Start of Listed records

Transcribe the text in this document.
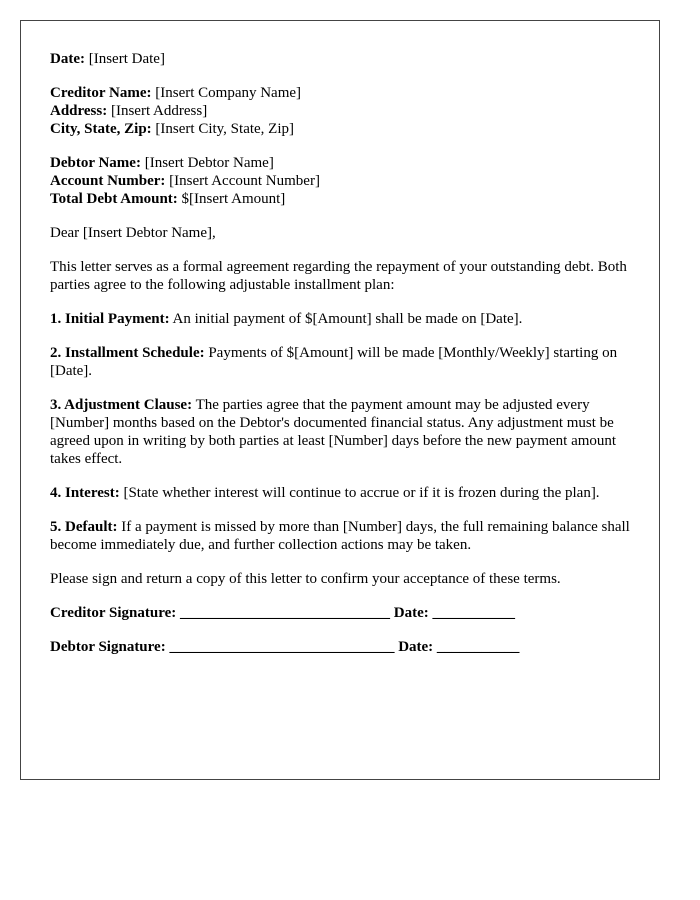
Date: [Insert Date]

Creditor Name: [Insert Company Name]
Address: [Insert Address]
City, State, Zip: [Insert City, State, Zip]
Debtor Name: [Insert Debtor Name]
Account Number: [Insert Account Number]
Total Debt Amount: $[Insert Amount]

Dear [Insert Debtor Name],

This letter serves as a formal agreement regarding the repayment of your outstanding debt. Both parties agree to the following adjustable installment plan:

1. Initial Payment: An initial payment of $[Amount] shall be made on [Date].

2. Installment Schedule: Payments of $[Amount] will be made [Monthly/Weekly] starting on [Date].

3. Adjustment Clause: The parties agree that the payment amount may be adjusted every [Number] months based on the Debtor's documented financial status. Any adjustment must be agreed upon in writing by both parties at least [Number] days before the new payment amount takes effect.

4. Interest: [State whether interest will continue to accrue or if it is frozen during the plan].

5. Default: If a payment is missed by more than [Number] days, the full remaining balance shall become immediately due, and further collection actions may be taken.

Please sign and return a copy of this letter to confirm your acceptance of these terms.

Creditor Signature: ____________________________ Date: ___________

Debtor Signature: ______________________________ Date: ___________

End of Listed records

- **Stated problem**: Pictures in the records above are not copied; print everything else exactly.

- **Answer to the task**:
Transcribe the text in this document.
Date: [Insert Date]

Creditor Name: [Insert Company Name]
Address: [Insert Address]
City, State, Zip: [Insert City, State, Zip]
Debtor Name: [Insert Debtor Name]
Account Number: [Insert Account Number]
Total Debt Amount: $[Insert Amount]

Dear [Insert Debtor Name],

This letter serves as a formal agreement regarding the repayment of your outstanding debt. Both parties agree to the following adjustable installment plan:

1. Initial Payment: An initial payment of $[Amount] shall be made on [Date].

2. Installment Schedule: Payments of $[Amount] will be made [Monthly/Weekly] starting on [Date].

3. Adjustment Clause: The parties agree that the payment amount may be adjusted every [Number] months based on the Debtor's documented financial status. Any adjustment must be agreed upon in writing by both parties at least [Number] days before the new payment amount takes effect.

4. Interest: [State whether interest will continue to accrue or if it is frozen during the plan].

5. Default: If a payment is missed by more than [Number] days, the full remaining balance shall become immediately due, and further collection actions may be taken.

Please sign and return a copy of this letter to confirm your acceptance of these terms.

Creditor Signature: ____________________________ Date: ___________

Debtor Signature: ______________________________ Date: ___________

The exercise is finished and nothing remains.